======== Dataset records

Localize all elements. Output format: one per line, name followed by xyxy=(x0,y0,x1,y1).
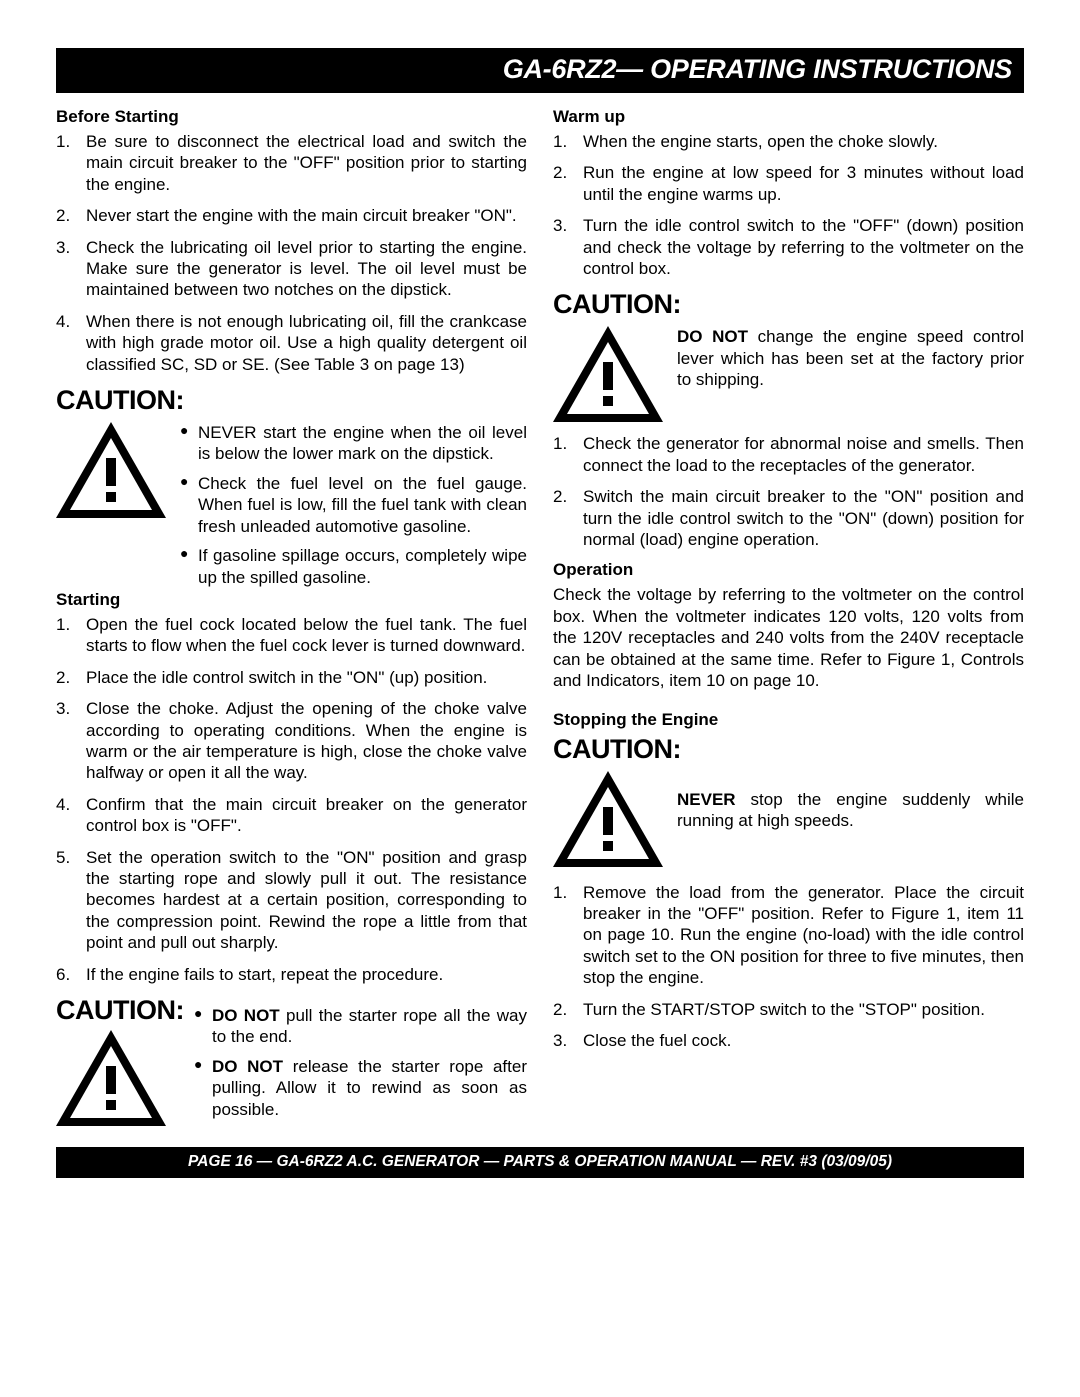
list-item: Close the choke. Adjust the opening of t… xyxy=(56,698,527,784)
warning-triangle-icon xyxy=(56,1030,166,1131)
page: GA-6RZ2— OPERATING INSTRUCTIONS Before S… xyxy=(0,0,1080,1178)
list-item: Open the fuel cock located below the fue… xyxy=(56,614,527,657)
list-item: Confirm that the main circuit breaker on… xyxy=(56,794,527,837)
caution-text: DO NOT change the engine speed control l… xyxy=(677,326,1024,398)
title-bar: GA-6RZ2— OPERATING INSTRUCTIONS xyxy=(56,48,1024,93)
caution-label: CAUTION: xyxy=(553,289,1024,320)
caution-block-4: NEVER stop the engine suddenly while run… xyxy=(553,771,1024,872)
caution-label: CAUTION: xyxy=(553,734,1024,765)
caution-text: NEVER stop the engine suddenly while run… xyxy=(677,771,1024,840)
list-item: Set the operation switch to the "ON" pos… xyxy=(56,847,527,954)
bold-text: DO NOT xyxy=(677,327,748,346)
right-column: Warm up When the engine starts, open the… xyxy=(553,101,1024,1131)
list-item: Place the idle control switch in the "ON… xyxy=(56,667,527,688)
heading-stopping: Stopping the Engine xyxy=(553,710,1024,730)
list-after-caution3: Check the generator for abnormal noise a… xyxy=(553,433,1024,550)
caution-block-1: NEVER start the engine when the oil leve… xyxy=(56,422,527,596)
list-before-starting: Be sure to disconnect the electrical loa… xyxy=(56,131,527,375)
bullet-item: DO NOT release the starter rope after pu… xyxy=(194,1056,527,1120)
list-item: Be sure to disconnect the electrical loa… xyxy=(56,131,527,195)
list-stopping: Remove the load from the generator. Plac… xyxy=(553,882,1024,1052)
bold-text: NEVER xyxy=(677,790,736,809)
bold-text: DO NOT xyxy=(212,1006,280,1025)
warning-triangle-icon xyxy=(553,771,663,872)
list-starting: Open the fuel cock located below the fue… xyxy=(56,614,527,985)
list-warmup: When the engine starts, open the choke s… xyxy=(553,131,1024,279)
bullet-item: If gasoline spillage occurs, completely … xyxy=(180,545,527,588)
warning-triangle-icon xyxy=(56,422,166,523)
paragraph-operation: Check the voltage by referring to the vo… xyxy=(553,584,1024,691)
list-item: Close the fuel cock. xyxy=(553,1030,1024,1051)
bullet-item: NEVER start the engine when the oil leve… xyxy=(180,422,527,465)
list-item: When the engine starts, open the choke s… xyxy=(553,131,1024,152)
caution-paragraph: DO NOT change the engine speed control l… xyxy=(677,326,1024,390)
caution-block-3: DO NOT change the engine speed control l… xyxy=(553,326,1024,427)
warning-triangle-icon xyxy=(553,326,663,427)
heading-warmup: Warm up xyxy=(553,107,1024,127)
list-item: Check the lubricating oil level prior to… xyxy=(56,237,527,301)
list-item: Turn the START/STOP switch to the "STOP"… xyxy=(553,999,1024,1020)
list-item: Remove the load from the generator. Plac… xyxy=(553,882,1024,989)
content-columns: Before Starting Be sure to disconnect th… xyxy=(56,101,1024,1131)
list-item: Turn the idle control switch to the "OFF… xyxy=(553,215,1024,279)
bullet-item: Check the fuel level on the fuel gauge. … xyxy=(180,473,527,537)
bold-text: DO NOT xyxy=(212,1057,283,1076)
list-item: Switch the main circuit breaker to the "… xyxy=(553,486,1024,550)
bullet-item: DO NOT pull the starter rope all the way… xyxy=(194,1005,527,1048)
caution-bullets: NEVER start the engine when the oil leve… xyxy=(180,422,527,596)
footer-bar: PAGE 16 — GA-6RZ2 A.C. GENERATOR — PARTS… xyxy=(56,1147,1024,1178)
list-item: Check the generator for abnormal noise a… xyxy=(553,433,1024,476)
caution-block-2: CAUTION: DO NOT pull the starter rope al… xyxy=(56,995,527,1131)
caution-paragraph: NEVER stop the engine suddenly while run… xyxy=(677,789,1024,832)
list-item: Never start the engine with the main cir… xyxy=(56,205,527,226)
list-item: If the engine fails to start, repeat the… xyxy=(56,964,527,985)
left-column: Before Starting Be sure to disconnect th… xyxy=(56,101,527,1131)
heading-operation: Operation xyxy=(553,560,1024,580)
caution-label: CAUTION: xyxy=(56,995,184,1026)
list-item: When there is not enough lubricating oil… xyxy=(56,311,527,375)
caution-label: CAUTION: xyxy=(56,385,527,416)
caution-bullets: DO NOT pull the starter rope all the way… xyxy=(194,995,527,1131)
list-item: Run the engine at low speed for 3 minute… xyxy=(553,162,1024,205)
heading-before-starting: Before Starting xyxy=(56,107,527,127)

================

§ **Exercise**: Please rewrite the data above with every "list-item" renamed to "list-entry", changing nothing else, and omit the pictures.

§ **Result of the exercise**:
Localize all elements. Output format: one per line, name followed by xyxy=(x0,y0,x1,y1).
list-entry: Close the choke. Adjust the opening of t… xyxy=(56,698,527,784)
warning-triangle-icon xyxy=(56,1030,166,1131)
page: GA-6RZ2— OPERATING INSTRUCTIONS Before S… xyxy=(0,0,1080,1178)
list-entry: Open the fuel cock located below the fue… xyxy=(56,614,527,657)
list-entry: Confirm that the main circuit breaker on… xyxy=(56,794,527,837)
caution-text: DO NOT change the engine speed control l… xyxy=(677,326,1024,398)
title-bar: GA-6RZ2— OPERATING INSTRUCTIONS xyxy=(56,48,1024,93)
caution-label: CAUTION: xyxy=(553,289,1024,320)
caution-block-4: NEVER stop the engine suddenly while run… xyxy=(553,771,1024,872)
caution-label: CAUTION: xyxy=(553,734,1024,765)
caution-text: NEVER stop the engine suddenly while run… xyxy=(677,771,1024,840)
list-entry: Set the operation switch to the "ON" pos… xyxy=(56,847,527,954)
bold-text: DO NOT xyxy=(677,327,748,346)
right-column: Warm up When the engine starts, open the… xyxy=(553,101,1024,1131)
list-entry: Place the idle control switch in the "ON… xyxy=(56,667,527,688)
heading-stopping: Stopping the Engine xyxy=(553,710,1024,730)
list-after-caution3: Check the generator for abnormal noise a… xyxy=(553,433,1024,550)
caution-block-1: NEVER start the engine when the oil leve… xyxy=(56,422,527,596)
list-before-starting: Be sure to disconnect the electrical loa… xyxy=(56,131,527,375)
bullet-item: DO NOT release the starter rope after pu… xyxy=(194,1056,527,1120)
list-entry: Be sure to disconnect the electrical loa… xyxy=(56,131,527,195)
list-stopping: Remove the load from the generator. Plac… xyxy=(553,882,1024,1052)
bold-text: NEVER xyxy=(677,790,736,809)
bold-text: DO NOT xyxy=(212,1006,280,1025)
warning-triangle-icon xyxy=(553,771,663,872)
list-starting: Open the fuel cock located below the fue… xyxy=(56,614,527,985)
list-warmup: When the engine starts, open the choke s… xyxy=(553,131,1024,279)
bullet-item: If gasoline spillage occurs, completely … xyxy=(180,545,527,588)
warning-triangle-icon xyxy=(56,422,166,523)
paragraph-operation: Check the voltage by referring to the vo… xyxy=(553,584,1024,691)
list-entry: Close the fuel cock. xyxy=(553,1030,1024,1051)
bullet-item: NEVER start the engine when the oil leve… xyxy=(180,422,527,465)
list-entry: When the engine starts, open the choke s… xyxy=(553,131,1024,152)
caution-paragraph: DO NOT change the engine speed control l… xyxy=(677,326,1024,390)
caution-block-3: DO NOT change the engine speed control l… xyxy=(553,326,1024,427)
warning-triangle-icon xyxy=(553,326,663,427)
heading-warmup: Warm up xyxy=(553,107,1024,127)
list-entry: Check the lubricating oil level prior to… xyxy=(56,237,527,301)
list-entry: Turn the START/STOP switch to the "STOP"… xyxy=(553,999,1024,1020)
list-entry: Remove the load from the generator. Plac… xyxy=(553,882,1024,989)
content-columns: Before Starting Be sure to disconnect th… xyxy=(56,101,1024,1131)
list-entry: Turn the idle control switch to the "OFF… xyxy=(553,215,1024,279)
bullet-item: Check the fuel level on the fuel gauge. … xyxy=(180,473,527,537)
bold-text: DO NOT xyxy=(212,1057,283,1076)
list-entry: Switch the main circuit breaker to the "… xyxy=(553,486,1024,550)
bullet-item: DO NOT pull the starter rope all the way… xyxy=(194,1005,527,1048)
caution-bullets: NEVER start the engine when the oil leve… xyxy=(180,422,527,596)
footer-bar: PAGE 16 — GA-6RZ2 A.C. GENERATOR — PARTS… xyxy=(56,1147,1024,1178)
list-entry: Check the generator for abnormal noise a… xyxy=(553,433,1024,476)
caution-block-2: CAUTION: DO NOT pull the starter rope al… xyxy=(56,995,527,1131)
caution-paragraph: NEVER stop the engine suddenly while run… xyxy=(677,789,1024,832)
list-entry: Never start the engine with the main cir… xyxy=(56,205,527,226)
list-entry: If the engine fails to start, repeat the… xyxy=(56,964,527,985)
left-column: Before Starting Be sure to disconnect th… xyxy=(56,101,527,1131)
heading-operation: Operation xyxy=(553,560,1024,580)
caution-label: CAUTION: xyxy=(56,995,184,1026)
list-entry: When there is not enough lubricating oil… xyxy=(56,311,527,375)
caution-label: CAUTION: xyxy=(56,385,527,416)
caution-bullets: DO NOT pull the starter rope all the way… xyxy=(194,995,527,1131)
list-entry: Run the engine at low speed for 3 minute… xyxy=(553,162,1024,205)
heading-before-starting: Before Starting xyxy=(56,107,527,127)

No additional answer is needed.